DIRECTION: Please give the listing again, word for word, with nothing left out.

___ LISTING ___

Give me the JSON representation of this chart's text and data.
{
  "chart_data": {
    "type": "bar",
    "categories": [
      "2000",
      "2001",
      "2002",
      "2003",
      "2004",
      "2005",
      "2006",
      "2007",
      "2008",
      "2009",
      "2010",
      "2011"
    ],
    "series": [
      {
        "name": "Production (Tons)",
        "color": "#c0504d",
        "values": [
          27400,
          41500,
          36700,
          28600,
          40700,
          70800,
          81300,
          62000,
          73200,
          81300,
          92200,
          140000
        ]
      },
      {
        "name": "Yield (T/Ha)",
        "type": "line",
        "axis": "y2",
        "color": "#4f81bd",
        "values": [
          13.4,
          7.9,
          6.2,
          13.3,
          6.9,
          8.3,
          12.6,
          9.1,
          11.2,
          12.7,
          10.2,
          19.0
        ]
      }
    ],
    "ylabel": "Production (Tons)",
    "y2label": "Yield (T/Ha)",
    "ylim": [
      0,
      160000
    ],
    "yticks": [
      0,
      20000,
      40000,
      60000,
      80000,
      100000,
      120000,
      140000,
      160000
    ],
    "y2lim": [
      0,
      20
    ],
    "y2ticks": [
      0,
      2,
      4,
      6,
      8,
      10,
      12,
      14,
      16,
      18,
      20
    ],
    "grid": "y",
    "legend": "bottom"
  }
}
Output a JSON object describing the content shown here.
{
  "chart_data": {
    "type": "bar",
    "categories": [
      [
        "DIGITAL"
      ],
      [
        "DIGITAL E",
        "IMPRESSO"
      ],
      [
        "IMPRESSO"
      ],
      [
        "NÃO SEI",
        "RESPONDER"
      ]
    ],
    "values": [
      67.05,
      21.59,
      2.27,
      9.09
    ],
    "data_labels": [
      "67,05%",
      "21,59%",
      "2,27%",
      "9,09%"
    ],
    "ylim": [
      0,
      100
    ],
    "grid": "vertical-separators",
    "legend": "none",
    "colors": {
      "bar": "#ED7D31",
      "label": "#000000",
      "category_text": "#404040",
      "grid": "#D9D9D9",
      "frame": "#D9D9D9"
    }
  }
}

___

CORRECT OUTPUT:
Give me the JSON representation of this chart's text and data.
{
  "chart_data": {
    "type": "bar",
    "categories": [
      "2000",
      "2001",
      "2002",
      "2003",
      "2004",
      "2005",
      "2006",
      "2007",
      "2008",
      "2009",
      "2010",
      "2011"
    ],
    "series": [
      {
        "name": "Production (Tons)",
        "color": "#c0504d",
        "values": [
          27400,
          41500,
          36700,
          28600,
          40700,
          70800,
          81300,
          62000,
          73200,
          81300,
          92200,
          140000
        ]
      },
      {
        "name": "Yield (T/Ha)",
        "type": "line",
        "axis": "y2",
        "color": "#4f81bd",
        "values": [
          13.4,
          7.9,
          6.2,
          13.3,
          6.9,
          8.3,
          12.6,
          9.1,
          11.2,
          12.7,
          10.2,
          19.0
        ]
      }
    ],
    "ylabel": "Production (Tons)",
    "y2label": "Yield (T/Ha)",
    "ylim": [
      0,
      160000
    ],
    "yticks": [
      0,
      20000,
      40000,
      60000,
      80000,
      100000,
      120000,
      140000,
      160000
    ],
    "y2lim": [
      0,
      20
    ],
    "y2ticks": [
      0,
      2,
      4,
      6,
      8,
      10,
      12,
      14,
      16,
      18,
      20
    ],
    "grid": "y",
    "legend": "bottom"
  }
}
Output a JSON object describing the content shown here.
{
  "chart_data": {
    "type": "bar",
    "categories": [
      [
        "DIGITAL"
      ],
      [
        "DIGITAL E",
        "IMPRESSO"
      ],
      [
        "IMPRESSO"
      ],
      [
        "NÃO SEI",
        "RESPONDER"
      ]
    ],
    "values": [
      67.05,
      21.59,
      2.27,
      9.09
    ],
    "data_labels": [
      "67,05%",
      "21,59%",
      "2,27%",
      "9,09%"
    ],
    "ylim": [
      0,
      100
    ],
    "grid": "vertical-separators",
    "legend": "none",
    "colors": {
      "bar": "#ED7D31",
      "label": "#000000",
      "category_text": "#404040",
      "grid": "#D9D9D9",
      "frame": "#D9D9D9"
    }
  }
}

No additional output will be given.